# [DESCRIPTION OF THE TASK]
Copy out all of the data exactly as it appears.

# [AVAILABLE RECORDS]
——————
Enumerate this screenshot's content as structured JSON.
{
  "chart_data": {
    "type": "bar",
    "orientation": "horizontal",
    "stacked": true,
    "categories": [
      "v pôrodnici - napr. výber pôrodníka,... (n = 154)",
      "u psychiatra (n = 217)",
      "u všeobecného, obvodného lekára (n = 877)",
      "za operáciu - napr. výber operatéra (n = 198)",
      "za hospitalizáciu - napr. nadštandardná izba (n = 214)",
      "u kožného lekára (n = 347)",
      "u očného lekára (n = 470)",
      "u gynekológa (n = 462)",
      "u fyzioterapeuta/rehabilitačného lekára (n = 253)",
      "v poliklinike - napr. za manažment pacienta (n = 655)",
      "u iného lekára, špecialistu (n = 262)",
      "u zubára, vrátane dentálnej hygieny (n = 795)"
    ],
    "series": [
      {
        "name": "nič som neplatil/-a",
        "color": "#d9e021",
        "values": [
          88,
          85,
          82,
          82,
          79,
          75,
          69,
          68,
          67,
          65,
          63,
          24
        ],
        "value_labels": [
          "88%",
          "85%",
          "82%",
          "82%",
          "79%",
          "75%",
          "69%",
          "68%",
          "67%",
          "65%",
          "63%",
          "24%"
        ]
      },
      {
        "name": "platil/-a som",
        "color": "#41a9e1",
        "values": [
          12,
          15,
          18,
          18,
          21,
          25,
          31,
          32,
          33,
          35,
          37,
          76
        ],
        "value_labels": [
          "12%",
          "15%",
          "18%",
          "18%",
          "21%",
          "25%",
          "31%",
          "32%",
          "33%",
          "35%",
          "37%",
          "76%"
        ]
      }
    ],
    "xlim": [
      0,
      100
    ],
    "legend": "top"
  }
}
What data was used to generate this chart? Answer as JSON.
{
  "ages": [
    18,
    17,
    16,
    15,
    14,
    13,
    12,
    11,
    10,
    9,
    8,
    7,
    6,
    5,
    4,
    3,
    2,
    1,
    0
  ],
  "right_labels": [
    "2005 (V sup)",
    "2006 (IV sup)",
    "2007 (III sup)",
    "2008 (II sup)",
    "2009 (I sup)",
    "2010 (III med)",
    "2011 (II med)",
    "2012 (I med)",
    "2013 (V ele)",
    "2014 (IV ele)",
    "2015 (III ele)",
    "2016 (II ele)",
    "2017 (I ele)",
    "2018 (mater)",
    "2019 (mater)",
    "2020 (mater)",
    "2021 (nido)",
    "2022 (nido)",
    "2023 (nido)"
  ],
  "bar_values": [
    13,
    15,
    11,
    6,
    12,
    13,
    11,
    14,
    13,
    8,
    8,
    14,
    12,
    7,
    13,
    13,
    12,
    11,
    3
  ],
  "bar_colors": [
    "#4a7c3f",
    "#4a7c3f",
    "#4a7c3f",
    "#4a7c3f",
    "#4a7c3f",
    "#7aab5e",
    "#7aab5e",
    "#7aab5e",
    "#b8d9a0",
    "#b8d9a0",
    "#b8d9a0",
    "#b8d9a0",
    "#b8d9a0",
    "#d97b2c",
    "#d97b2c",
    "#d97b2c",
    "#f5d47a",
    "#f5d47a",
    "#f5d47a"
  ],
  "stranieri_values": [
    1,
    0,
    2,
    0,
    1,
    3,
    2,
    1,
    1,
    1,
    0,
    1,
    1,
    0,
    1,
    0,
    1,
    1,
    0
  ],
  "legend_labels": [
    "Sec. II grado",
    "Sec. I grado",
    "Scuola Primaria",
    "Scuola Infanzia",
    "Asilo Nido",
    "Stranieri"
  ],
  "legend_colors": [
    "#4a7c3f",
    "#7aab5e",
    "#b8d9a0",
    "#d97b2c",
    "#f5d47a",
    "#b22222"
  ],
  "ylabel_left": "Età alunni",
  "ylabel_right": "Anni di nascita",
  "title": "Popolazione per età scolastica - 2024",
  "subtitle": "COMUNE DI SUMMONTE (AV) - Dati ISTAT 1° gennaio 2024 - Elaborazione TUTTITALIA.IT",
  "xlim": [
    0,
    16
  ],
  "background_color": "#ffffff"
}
——————
# [WRITTEN REPLY]
Enumerate this screenshot's content as structured JSON.
{
  "chart_data": {
    "type": "bar",
    "orientation": "horizontal",
    "stacked": true,
    "categories": [
      "v pôrodnici - napr. výber pôrodníka,... (n = 154)",
      "u psychiatra (n = 217)",
      "u všeobecného, obvodného lekára (n = 877)",
      "za operáciu - napr. výber operatéra (n = 198)",
      "za hospitalizáciu - napr. nadštandardná izba (n = 214)",
      "u kožného lekára (n = 347)",
      "u očného lekára (n = 470)",
      "u gynekológa (n = 462)",
      "u fyzioterapeuta/rehabilitačného lekára (n = 253)",
      "v poliklinike - napr. za manažment pacienta (n = 655)",
      "u iného lekára, špecialistu (n = 262)",
      "u zubára, vrátane dentálnej hygieny (n = 795)"
    ],
    "series": [
      {
        "name": "nič som neplatil/-a",
        "color": "#d9e021",
        "values": [
          88,
          85,
          82,
          82,
          79,
          75,
          69,
          68,
          67,
          65,
          63,
          24
        ],
        "value_labels": [
          "88%",
          "85%",
          "82%",
          "82%",
          "79%",
          "75%",
          "69%",
          "68%",
          "67%",
          "65%",
          "63%",
          "24%"
        ]
      },
      {
        "name": "platil/-a som",
        "color": "#41a9e1",
        "values": [
          12,
          15,
          18,
          18,
          21,
          25,
          31,
          32,
          33,
          35,
          37,
          76
        ],
        "value_labels": [
          "12%",
          "15%",
          "18%",
          "18%",
          "21%",
          "25%",
          "31%",
          "32%",
          "33%",
          "35%",
          "37%",
          "76%"
        ]
      }
    ],
    "xlim": [
      0,
      100
    ],
    "legend": "top"
  }
}
What data was used to generate this chart? Answer as JSON.
{
  "ages": [
    18,
    17,
    16,
    15,
    14,
    13,
    12,
    11,
    10,
    9,
    8,
    7,
    6,
    5,
    4,
    3,
    2,
    1,
    0
  ],
  "right_labels": [
    "2005 (V sup)",
    "2006 (IV sup)",
    "2007 (III sup)",
    "2008 (II sup)",
    "2009 (I sup)",
    "2010 (III med)",
    "2011 (II med)",
    "2012 (I med)",
    "2013 (V ele)",
    "2014 (IV ele)",
    "2015 (III ele)",
    "2016 (II ele)",
    "2017 (I ele)",
    "2018 (mater)",
    "2019 (mater)",
    "2020 (mater)",
    "2021 (nido)",
    "2022 (nido)",
    "2023 (nido)"
  ],
  "bar_values": [
    13,
    15,
    11,
    6,
    12,
    13,
    11,
    14,
    13,
    8,
    8,
    14,
    12,
    7,
    13,
    13,
    12,
    11,
    3
  ],
  "bar_colors": [
    "#4a7c3f",
    "#4a7c3f",
    "#4a7c3f",
    "#4a7c3f",
    "#4a7c3f",
    "#7aab5e",
    "#7aab5e",
    "#7aab5e",
    "#b8d9a0",
    "#b8d9a0",
    "#b8d9a0",
    "#b8d9a0",
    "#b8d9a0",
    "#d97b2c",
    "#d97b2c",
    "#d97b2c",
    "#f5d47a",
    "#f5d47a",
    "#f5d47a"
  ],
  "stranieri_values": [
    1,
    0,
    2,
    0,
    1,
    3,
    2,
    1,
    1,
    1,
    0,
    1,
    1,
    0,
    1,
    0,
    1,
    1,
    0
  ],
  "legend_labels": [
    "Sec. II grado",
    "Sec. I grado",
    "Scuola Primaria",
    "Scuola Infanzia",
    "Asilo Nido",
    "Stranieri"
  ],
  "legend_colors": [
    "#4a7c3f",
    "#7aab5e",
    "#b8d9a0",
    "#d97b2c",
    "#f5d47a",
    "#b22222"
  ],
  "ylabel_left": "Età alunni",
  "ylabel_right": "Anni di nascita",
  "title": "Popolazione per età scolastica - 2024",
  "subtitle": "COMUNE DI SUMMONTE (AV) - Dati ISTAT 1° gennaio 2024 - Elaborazione TUTTITALIA.IT",
  "xlim": [
    0,
    16
  ],
  "background_color": "#ffffff"
}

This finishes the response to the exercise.